-- Your instructions --
Report only the number of lines in this material that include the string "States".
-- START OF Data records --
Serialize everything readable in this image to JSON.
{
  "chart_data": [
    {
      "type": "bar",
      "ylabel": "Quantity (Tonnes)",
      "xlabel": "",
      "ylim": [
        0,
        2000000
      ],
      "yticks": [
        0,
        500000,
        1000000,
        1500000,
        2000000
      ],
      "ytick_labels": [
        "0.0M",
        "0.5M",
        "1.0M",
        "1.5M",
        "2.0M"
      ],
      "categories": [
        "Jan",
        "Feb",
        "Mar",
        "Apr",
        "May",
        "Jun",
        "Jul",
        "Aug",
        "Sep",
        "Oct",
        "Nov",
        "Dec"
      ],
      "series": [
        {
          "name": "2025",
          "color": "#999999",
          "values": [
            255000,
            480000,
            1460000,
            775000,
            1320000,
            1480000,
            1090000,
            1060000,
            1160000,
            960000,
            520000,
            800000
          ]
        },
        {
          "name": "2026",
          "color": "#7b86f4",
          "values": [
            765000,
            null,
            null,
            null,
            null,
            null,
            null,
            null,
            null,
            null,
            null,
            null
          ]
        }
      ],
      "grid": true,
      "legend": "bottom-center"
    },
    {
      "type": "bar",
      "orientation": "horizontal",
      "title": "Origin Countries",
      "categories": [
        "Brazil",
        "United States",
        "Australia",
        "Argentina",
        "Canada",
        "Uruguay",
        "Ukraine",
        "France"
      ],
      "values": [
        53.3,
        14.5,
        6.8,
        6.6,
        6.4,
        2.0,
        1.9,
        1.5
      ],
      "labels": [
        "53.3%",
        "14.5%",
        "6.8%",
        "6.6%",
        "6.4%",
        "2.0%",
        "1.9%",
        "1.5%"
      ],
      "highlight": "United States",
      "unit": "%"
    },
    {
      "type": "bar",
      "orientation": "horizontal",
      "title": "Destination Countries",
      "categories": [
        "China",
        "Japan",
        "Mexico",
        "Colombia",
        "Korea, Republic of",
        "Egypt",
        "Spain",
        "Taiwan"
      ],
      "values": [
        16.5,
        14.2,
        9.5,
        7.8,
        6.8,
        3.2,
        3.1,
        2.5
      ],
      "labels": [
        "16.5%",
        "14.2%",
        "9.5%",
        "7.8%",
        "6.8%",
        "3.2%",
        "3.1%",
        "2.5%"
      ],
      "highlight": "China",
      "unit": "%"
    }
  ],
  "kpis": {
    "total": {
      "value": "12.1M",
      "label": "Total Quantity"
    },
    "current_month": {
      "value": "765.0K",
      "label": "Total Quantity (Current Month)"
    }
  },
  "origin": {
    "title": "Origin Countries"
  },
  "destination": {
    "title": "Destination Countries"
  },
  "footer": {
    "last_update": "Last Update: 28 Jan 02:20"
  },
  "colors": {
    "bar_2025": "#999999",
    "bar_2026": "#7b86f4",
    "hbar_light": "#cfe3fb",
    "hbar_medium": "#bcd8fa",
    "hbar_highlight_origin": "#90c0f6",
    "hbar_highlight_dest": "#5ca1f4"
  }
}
-- END OF Data records --
-- Output for this task --
2